* SHORT EXERCISE A
List every person named in the email about reporting a death by signal.

* TEXT PASSAGE
— BEGIN —
Re: How to report a death by signal ?

From: Olivier Brunel <jjk_at_jjacky.com>
Date: Wed, 18 Feb 2015 14:04:11 +0100

On 02/18/15 13:27, Laurent Bercot wrote:
> On 18/02/2015 11:58, Peter Pentchev wrote:
>> OK, so the "not using the whole range of valid exit codes" point rules
>> out my obvious reply - "do what the shell does - exit 128 + signum".
>
> Well the shell is happily ignoring the problem, but it doesn't mean
> it has solved it. The shell reserves a few exit codes, then does some
> best effort, hoping its invoked commands do not step on its feet.
> It works because most commands will avoid exiting something > 125,
> but it's still a convention, and most importantly, the shell itself
> does not follow that convention (it obviously cannot!)
> So, something like sh -c "sh -c foobar" does not report errors
> properly: for 126 and 127, there's no way to know if the code belongs
> to the inner shell or the outer shell, and for 128+, there's no way
> to know if the inner shell or the foobar process got killed.
>
> Shells get away with it because when they're nested, it's usually
> auto-subshell magic and users don't want to know about the inner
> shell; but here, I'm trying to solve the problem for execline commands,
> and those tend to be nested a lot - so I definitely cannot reserve codes
> for the outer command, because the inner command may very well use the
> same ones too.
— END —
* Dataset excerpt
— BEGIN —
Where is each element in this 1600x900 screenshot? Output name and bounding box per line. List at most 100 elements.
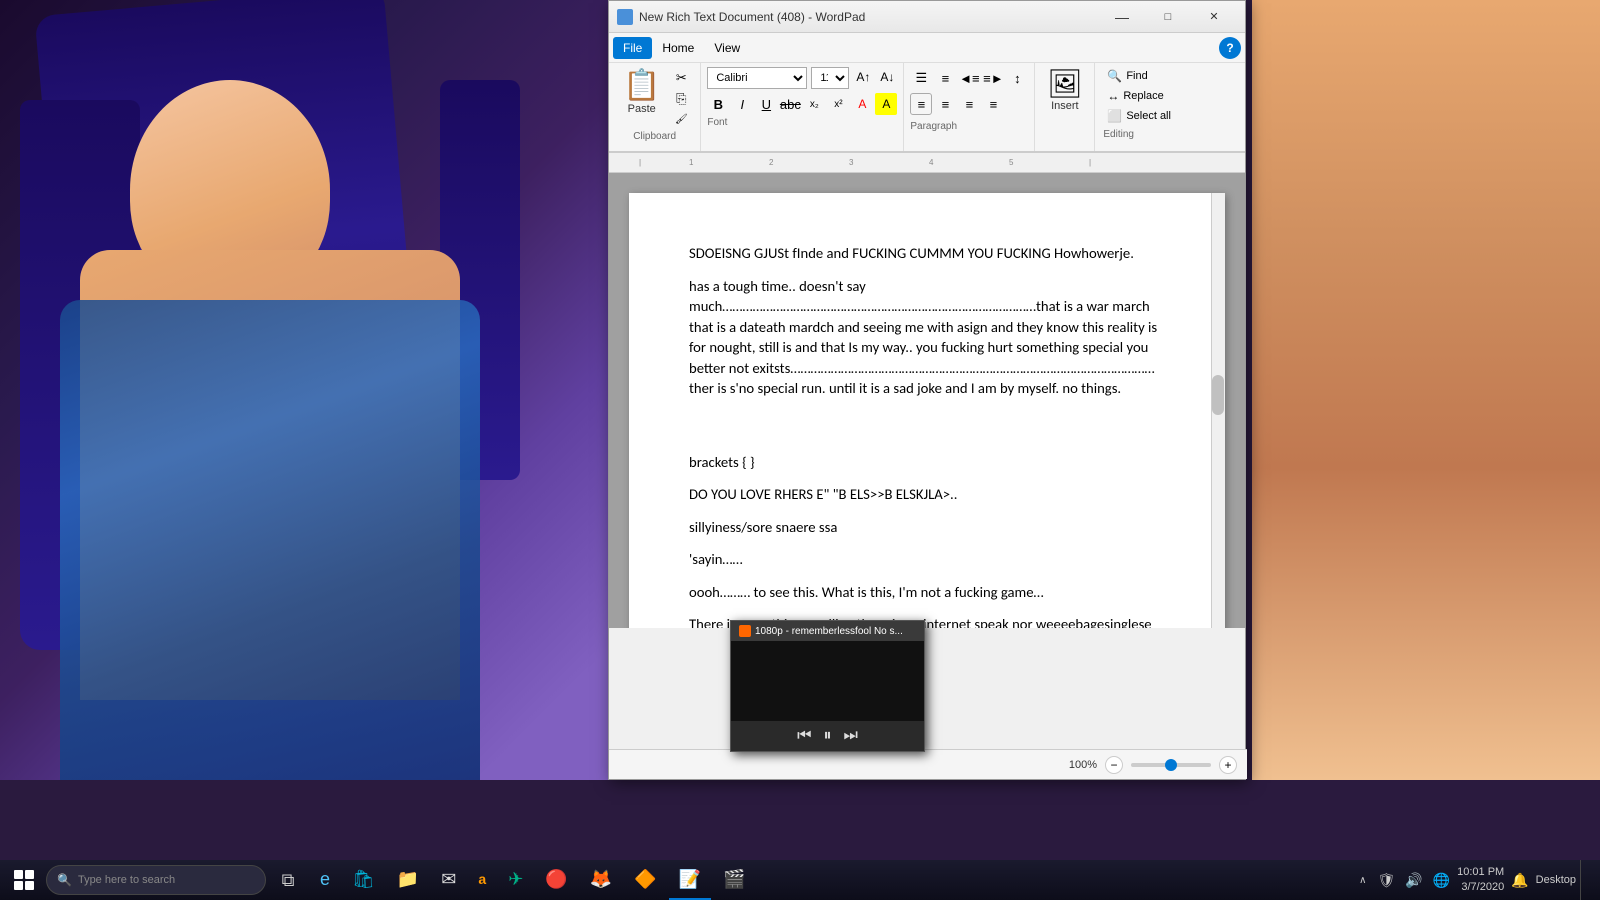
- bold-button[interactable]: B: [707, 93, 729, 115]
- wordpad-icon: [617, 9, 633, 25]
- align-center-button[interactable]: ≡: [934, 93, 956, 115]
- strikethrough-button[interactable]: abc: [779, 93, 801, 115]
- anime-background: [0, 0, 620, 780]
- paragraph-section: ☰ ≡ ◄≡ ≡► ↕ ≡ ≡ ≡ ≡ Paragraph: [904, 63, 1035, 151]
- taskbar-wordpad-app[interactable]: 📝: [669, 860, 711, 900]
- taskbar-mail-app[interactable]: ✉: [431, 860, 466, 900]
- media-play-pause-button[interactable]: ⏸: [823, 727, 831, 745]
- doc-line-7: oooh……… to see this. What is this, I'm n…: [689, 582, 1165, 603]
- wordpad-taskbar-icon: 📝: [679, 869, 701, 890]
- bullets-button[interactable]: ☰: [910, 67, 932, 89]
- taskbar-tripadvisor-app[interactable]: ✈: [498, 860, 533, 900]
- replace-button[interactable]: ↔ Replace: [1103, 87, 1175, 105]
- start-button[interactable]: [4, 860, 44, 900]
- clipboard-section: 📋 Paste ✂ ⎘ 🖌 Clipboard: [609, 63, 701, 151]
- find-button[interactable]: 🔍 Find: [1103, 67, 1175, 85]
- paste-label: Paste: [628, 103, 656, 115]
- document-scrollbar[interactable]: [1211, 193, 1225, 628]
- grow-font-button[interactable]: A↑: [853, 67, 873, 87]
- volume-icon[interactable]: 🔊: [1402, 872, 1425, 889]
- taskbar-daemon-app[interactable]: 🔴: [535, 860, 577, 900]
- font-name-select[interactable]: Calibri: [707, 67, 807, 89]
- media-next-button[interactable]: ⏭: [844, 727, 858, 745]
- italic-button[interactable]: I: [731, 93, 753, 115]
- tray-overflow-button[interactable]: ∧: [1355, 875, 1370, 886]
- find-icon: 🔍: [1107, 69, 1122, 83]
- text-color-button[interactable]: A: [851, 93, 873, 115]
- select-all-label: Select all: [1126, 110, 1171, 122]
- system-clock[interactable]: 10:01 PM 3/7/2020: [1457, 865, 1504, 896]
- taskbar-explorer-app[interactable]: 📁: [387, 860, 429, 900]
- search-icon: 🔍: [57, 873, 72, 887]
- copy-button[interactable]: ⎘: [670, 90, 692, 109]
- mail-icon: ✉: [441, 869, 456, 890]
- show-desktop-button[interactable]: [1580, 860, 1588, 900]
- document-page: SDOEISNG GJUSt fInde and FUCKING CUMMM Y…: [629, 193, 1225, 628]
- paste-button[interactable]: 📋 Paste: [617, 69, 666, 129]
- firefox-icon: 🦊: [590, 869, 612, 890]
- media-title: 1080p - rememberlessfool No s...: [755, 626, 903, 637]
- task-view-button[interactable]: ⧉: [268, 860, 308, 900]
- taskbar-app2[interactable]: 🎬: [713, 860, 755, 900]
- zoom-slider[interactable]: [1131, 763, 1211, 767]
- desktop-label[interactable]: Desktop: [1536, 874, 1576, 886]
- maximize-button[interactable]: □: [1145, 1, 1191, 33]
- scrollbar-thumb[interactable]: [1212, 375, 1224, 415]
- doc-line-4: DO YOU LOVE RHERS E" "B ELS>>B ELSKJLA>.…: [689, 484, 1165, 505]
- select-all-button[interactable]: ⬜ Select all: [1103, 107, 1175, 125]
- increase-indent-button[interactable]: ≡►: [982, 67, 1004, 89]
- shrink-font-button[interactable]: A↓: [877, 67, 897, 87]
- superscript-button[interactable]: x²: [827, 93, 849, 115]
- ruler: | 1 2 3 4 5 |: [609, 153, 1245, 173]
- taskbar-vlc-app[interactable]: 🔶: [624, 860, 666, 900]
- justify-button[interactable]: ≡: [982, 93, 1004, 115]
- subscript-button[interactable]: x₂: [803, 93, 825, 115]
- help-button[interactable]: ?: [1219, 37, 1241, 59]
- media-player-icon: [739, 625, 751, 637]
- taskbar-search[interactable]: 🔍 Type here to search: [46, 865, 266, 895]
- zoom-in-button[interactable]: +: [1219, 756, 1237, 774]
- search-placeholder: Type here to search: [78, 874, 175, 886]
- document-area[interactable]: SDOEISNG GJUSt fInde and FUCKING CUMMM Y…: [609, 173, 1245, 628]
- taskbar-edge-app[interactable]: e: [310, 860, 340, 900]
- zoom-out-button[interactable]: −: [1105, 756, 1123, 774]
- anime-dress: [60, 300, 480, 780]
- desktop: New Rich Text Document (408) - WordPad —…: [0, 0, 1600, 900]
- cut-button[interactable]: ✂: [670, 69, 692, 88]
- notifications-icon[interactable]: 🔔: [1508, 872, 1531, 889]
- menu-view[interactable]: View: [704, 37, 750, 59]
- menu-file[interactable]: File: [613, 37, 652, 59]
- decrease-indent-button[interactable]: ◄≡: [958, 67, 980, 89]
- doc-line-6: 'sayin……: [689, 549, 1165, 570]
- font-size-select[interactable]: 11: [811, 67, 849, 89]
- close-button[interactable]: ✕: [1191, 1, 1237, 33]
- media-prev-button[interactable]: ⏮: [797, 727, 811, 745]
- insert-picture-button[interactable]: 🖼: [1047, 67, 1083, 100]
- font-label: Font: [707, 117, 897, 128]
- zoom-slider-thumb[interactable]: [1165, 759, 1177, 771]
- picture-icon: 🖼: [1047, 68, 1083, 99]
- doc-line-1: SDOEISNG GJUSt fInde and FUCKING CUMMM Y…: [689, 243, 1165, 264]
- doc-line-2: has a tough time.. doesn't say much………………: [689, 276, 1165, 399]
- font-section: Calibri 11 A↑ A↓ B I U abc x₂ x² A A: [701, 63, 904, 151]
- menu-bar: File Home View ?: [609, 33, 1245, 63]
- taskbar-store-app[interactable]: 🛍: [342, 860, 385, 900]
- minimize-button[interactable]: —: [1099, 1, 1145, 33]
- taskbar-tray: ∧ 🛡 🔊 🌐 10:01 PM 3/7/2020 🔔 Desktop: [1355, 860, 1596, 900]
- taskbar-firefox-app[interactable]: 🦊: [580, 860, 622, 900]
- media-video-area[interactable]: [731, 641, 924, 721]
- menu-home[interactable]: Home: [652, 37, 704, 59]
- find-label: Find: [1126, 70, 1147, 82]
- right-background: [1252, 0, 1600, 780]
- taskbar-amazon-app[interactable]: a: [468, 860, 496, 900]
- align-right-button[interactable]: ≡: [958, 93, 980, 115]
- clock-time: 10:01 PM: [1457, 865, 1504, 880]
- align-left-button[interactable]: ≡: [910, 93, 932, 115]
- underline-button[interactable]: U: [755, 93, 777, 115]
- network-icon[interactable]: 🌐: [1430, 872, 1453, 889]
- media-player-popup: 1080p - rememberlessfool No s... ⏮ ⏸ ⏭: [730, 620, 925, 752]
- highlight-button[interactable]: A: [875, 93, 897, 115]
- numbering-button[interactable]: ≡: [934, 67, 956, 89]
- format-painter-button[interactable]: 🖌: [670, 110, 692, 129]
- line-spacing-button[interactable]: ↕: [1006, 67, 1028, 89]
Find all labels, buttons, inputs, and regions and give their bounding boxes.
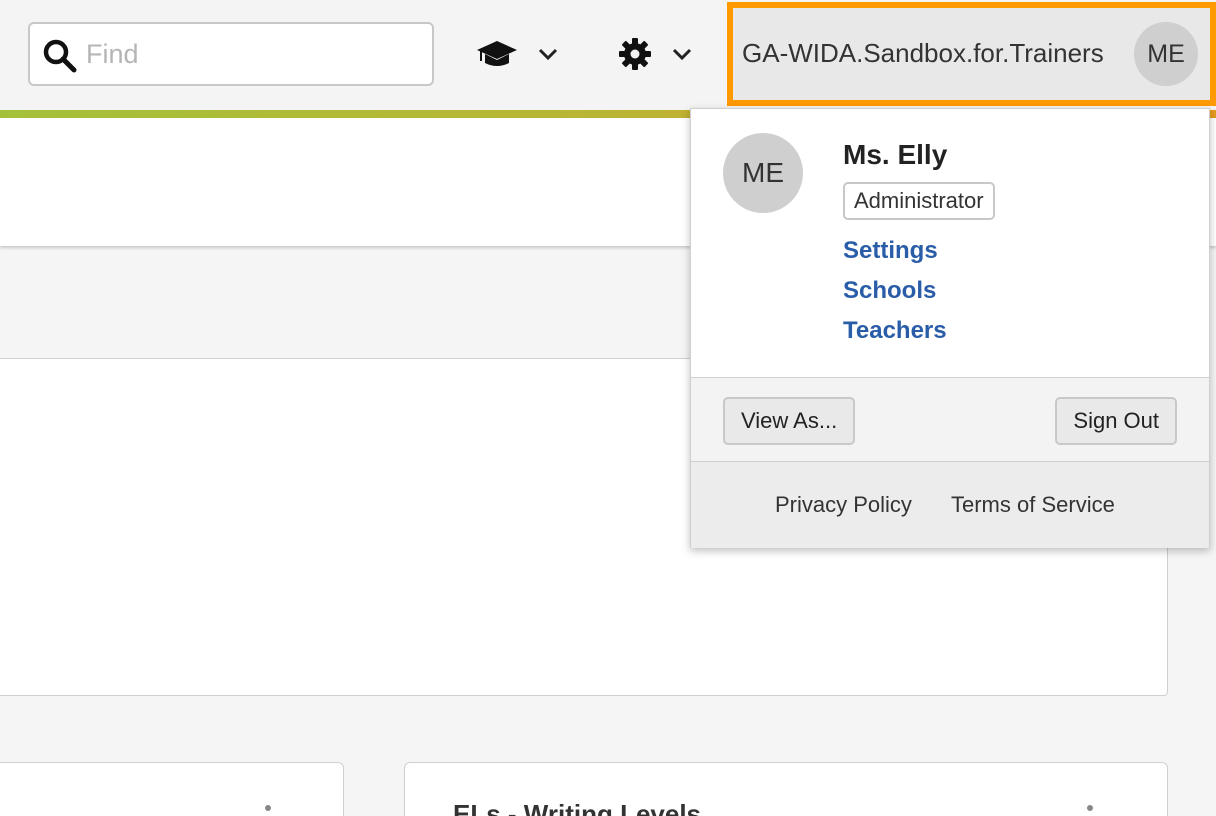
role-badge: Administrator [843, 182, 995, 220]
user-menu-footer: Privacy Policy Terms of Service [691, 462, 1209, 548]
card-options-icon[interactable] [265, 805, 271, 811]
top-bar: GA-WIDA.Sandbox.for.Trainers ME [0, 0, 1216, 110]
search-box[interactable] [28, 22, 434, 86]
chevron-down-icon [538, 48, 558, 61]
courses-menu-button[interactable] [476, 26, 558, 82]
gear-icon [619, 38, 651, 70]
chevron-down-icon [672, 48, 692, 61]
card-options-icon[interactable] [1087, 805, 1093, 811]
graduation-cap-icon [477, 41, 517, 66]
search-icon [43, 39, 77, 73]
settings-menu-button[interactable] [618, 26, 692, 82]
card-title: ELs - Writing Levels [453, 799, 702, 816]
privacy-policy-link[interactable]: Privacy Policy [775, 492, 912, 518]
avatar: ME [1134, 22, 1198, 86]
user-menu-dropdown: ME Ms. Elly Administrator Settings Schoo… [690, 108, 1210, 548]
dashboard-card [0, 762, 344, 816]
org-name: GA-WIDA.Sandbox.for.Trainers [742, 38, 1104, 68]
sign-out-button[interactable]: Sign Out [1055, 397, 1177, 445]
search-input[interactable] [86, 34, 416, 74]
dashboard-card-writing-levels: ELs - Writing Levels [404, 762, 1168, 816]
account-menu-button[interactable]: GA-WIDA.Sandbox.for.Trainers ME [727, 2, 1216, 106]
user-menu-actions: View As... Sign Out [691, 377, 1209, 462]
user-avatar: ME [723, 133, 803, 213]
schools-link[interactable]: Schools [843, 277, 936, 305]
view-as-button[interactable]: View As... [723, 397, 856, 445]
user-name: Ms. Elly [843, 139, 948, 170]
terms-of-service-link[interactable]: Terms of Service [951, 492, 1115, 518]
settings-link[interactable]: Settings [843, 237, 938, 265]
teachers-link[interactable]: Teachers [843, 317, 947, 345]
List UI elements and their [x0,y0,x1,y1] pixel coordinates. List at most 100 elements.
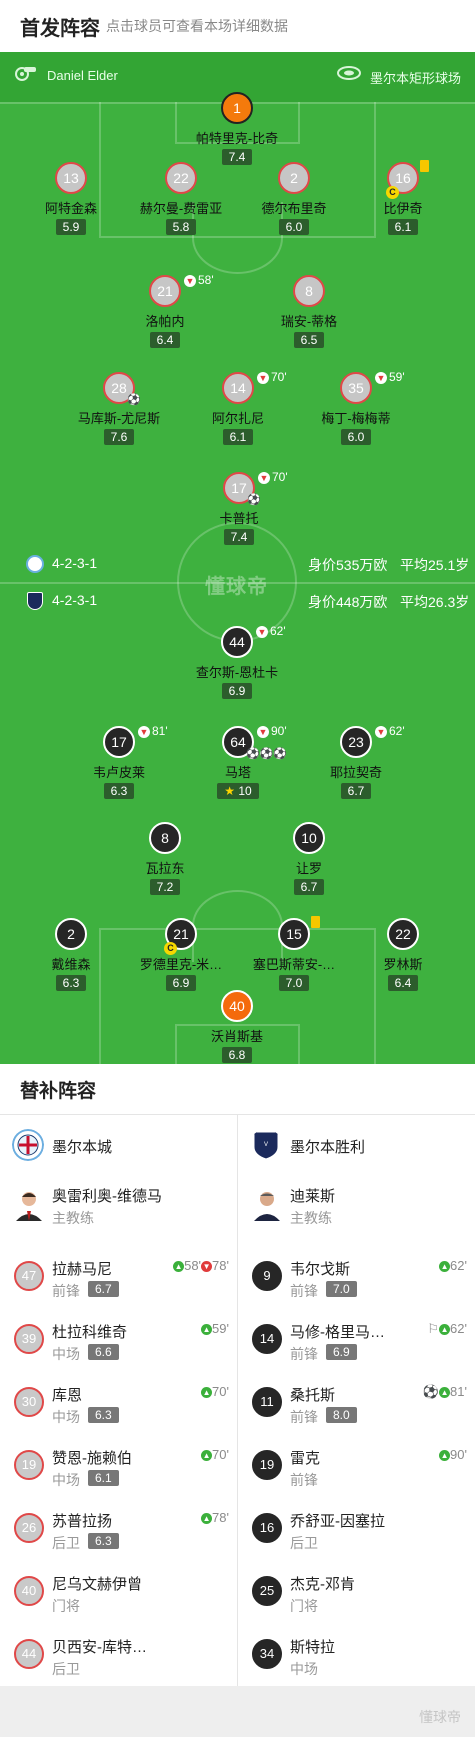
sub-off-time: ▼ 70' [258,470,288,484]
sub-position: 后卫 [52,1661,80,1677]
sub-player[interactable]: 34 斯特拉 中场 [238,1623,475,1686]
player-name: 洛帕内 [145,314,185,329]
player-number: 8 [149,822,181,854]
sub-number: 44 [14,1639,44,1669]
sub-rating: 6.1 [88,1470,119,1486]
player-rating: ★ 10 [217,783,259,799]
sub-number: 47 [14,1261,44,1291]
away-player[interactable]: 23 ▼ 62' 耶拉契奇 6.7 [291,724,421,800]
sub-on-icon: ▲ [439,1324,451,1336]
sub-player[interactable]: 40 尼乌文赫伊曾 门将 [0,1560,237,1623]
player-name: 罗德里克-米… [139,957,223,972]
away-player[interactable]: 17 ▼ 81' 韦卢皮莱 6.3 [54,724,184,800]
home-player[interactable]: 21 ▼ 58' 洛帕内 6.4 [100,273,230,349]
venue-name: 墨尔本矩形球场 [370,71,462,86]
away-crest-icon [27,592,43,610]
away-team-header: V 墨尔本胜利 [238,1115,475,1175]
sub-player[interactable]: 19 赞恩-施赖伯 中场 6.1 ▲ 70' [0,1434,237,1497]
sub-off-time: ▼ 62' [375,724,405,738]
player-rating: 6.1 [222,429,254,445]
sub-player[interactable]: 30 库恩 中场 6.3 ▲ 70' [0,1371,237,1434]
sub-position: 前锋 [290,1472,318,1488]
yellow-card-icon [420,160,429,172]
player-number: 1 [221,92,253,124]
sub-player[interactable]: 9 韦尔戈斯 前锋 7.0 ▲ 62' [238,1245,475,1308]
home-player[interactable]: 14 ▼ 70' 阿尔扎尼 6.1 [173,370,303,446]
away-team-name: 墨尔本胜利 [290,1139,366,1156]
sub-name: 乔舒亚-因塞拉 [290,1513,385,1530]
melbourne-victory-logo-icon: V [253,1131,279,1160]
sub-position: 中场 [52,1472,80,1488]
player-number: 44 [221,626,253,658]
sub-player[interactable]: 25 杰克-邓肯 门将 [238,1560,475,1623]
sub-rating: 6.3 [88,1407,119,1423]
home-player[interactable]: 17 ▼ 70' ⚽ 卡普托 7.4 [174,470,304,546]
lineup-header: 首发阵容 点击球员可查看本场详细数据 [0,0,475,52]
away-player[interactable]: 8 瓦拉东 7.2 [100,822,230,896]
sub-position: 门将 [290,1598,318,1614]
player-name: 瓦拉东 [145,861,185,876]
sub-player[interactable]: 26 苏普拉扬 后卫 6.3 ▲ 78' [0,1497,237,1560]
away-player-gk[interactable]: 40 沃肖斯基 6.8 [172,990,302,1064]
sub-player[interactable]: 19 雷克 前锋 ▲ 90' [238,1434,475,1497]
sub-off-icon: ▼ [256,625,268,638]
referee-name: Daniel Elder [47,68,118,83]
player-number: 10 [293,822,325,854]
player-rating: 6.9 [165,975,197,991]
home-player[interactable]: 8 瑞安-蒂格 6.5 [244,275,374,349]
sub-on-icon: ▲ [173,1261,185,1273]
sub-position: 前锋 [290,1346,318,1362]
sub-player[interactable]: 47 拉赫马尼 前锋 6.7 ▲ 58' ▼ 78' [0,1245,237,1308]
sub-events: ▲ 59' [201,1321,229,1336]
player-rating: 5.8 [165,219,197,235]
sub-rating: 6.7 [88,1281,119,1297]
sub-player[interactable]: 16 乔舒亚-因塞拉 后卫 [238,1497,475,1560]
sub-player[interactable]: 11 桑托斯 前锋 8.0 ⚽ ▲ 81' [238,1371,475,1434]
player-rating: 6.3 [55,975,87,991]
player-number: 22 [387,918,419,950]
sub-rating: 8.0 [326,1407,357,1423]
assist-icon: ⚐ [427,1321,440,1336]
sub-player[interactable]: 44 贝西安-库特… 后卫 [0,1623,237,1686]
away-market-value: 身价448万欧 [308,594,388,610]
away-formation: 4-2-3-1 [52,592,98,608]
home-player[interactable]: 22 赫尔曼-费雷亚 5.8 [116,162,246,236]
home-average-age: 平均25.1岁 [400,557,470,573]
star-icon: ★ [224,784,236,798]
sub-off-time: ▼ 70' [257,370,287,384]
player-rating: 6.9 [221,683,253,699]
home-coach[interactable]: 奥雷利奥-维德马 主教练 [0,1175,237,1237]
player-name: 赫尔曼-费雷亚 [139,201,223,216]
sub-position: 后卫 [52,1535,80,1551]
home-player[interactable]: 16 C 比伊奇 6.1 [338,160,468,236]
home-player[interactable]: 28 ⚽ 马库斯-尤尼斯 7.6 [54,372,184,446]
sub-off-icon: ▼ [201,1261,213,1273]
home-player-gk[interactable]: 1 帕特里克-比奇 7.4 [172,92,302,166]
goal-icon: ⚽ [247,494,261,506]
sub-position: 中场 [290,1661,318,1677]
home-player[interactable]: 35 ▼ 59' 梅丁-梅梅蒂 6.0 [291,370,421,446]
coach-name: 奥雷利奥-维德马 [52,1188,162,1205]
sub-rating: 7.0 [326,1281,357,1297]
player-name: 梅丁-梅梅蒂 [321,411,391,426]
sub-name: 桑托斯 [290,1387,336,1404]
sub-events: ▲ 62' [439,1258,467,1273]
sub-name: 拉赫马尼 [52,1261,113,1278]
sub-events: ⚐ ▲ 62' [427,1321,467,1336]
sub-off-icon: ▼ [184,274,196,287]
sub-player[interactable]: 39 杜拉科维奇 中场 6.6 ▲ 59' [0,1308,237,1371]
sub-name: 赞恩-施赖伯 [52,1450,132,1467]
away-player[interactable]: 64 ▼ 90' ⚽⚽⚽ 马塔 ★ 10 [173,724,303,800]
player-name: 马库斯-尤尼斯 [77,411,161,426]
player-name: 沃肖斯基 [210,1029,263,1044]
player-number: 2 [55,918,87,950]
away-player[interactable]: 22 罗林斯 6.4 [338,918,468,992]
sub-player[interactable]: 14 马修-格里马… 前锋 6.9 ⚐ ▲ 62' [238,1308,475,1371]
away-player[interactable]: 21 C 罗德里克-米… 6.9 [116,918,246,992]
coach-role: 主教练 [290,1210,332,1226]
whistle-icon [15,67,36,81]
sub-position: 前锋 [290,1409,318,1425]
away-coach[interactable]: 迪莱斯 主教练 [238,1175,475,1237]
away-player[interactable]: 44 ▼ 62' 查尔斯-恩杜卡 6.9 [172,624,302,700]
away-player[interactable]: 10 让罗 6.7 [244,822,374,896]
— END —
* SHORT EXERCISE B
Render the lines of the listing between the line holding "role-badge: Administrator [843, 182, 995, 220]" and the line holding "chevron-down-icon [538, 48, 558, 61]", inclusive, as a numbered list with blank lines omitted.

* WRITTEN SOLUTION A
Olivier Brunel, Laurent Bercot, Peter Pentchev

* WRITTEN SOLUTION B
1. role-badge: Administrator [843, 182, 995, 220]
2. user-menu-footer: Privacy Policy Terms of Service [691, 462, 1209, 548]
3. card-options-icon[interactable] [265, 805, 271, 811]
4. top-bar: GA-WIDA.Sandbox.for.Trainers ME [0, 0, 1216, 110]
5. search-box[interactable] [28, 22, 434, 86]
6. chevron-down-icon [538, 48, 558, 61]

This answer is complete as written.